[Problem description]
Reproduce all entries word for word.
─── Entries supplied
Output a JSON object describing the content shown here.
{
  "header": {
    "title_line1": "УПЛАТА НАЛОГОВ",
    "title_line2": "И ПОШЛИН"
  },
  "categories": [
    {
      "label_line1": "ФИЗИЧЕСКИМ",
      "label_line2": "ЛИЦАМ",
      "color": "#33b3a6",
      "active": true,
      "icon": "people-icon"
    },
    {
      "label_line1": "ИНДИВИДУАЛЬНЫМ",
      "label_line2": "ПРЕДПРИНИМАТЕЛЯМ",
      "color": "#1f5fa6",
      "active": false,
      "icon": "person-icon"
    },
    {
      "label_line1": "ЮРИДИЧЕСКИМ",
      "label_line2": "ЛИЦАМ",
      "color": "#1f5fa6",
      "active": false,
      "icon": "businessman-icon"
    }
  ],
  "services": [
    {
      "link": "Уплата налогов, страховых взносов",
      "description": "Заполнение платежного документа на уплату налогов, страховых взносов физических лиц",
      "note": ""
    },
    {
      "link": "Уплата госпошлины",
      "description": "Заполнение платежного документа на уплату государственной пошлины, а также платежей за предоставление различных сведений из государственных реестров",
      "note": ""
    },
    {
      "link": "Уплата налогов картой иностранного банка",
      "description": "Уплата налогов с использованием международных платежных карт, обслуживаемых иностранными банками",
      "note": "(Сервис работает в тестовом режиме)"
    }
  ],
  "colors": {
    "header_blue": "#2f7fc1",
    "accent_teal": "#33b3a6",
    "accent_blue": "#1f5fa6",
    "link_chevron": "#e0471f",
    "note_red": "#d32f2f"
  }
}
──────
[Solved problem]
Output a JSON object describing the content shown here.
{
  "header": {
    "title_line1": "УПЛАТА НАЛОГОВ",
    "title_line2": "И ПОШЛИН"
  },
  "categories": [
    {
      "label_line1": "ФИЗИЧЕСКИМ",
      "label_line2": "ЛИЦАМ",
      "color": "#33b3a6",
      "active": true,
      "icon": "people-icon"
    },
    {
      "label_line1": "ИНДИВИДУАЛЬНЫМ",
      "label_line2": "ПРЕДПРИНИМАТЕЛЯМ",
      "color": "#1f5fa6",
      "active": false,
      "icon": "person-icon"
    },
    {
      "label_line1": "ЮРИДИЧЕСКИМ",
      "label_line2": "ЛИЦАМ",
      "color": "#1f5fa6",
      "active": false,
      "icon": "businessman-icon"
    }
  ],
  "services": [
    {
      "link": "Уплата налогов, страховых взносов",
      "description": "Заполнение платежного документа на уплату налогов, страховых взносов физических лиц",
      "note": ""
    },
    {
      "link": "Уплата госпошлины",
      "description": "Заполнение платежного документа на уплату государственной пошлины, а также платежей за предоставление различных сведений из государственных реестров",
      "note": ""
    },
    {
      "link": "Уплата налогов картой иностранного банка",
      "description": "Уплата налогов с использованием международных платежных карт, обслуживаемых иностранными банками",
      "note": "(Сервис работает в тестовом режиме)"
    }
  ],
  "colors": {
    "header_blue": "#2f7fc1",
    "accent_teal": "#33b3a6",
    "accent_blue": "#1f5fa6",
    "link_chevron": "#e0471f",
    "note_red": "#d32f2f"
  }
}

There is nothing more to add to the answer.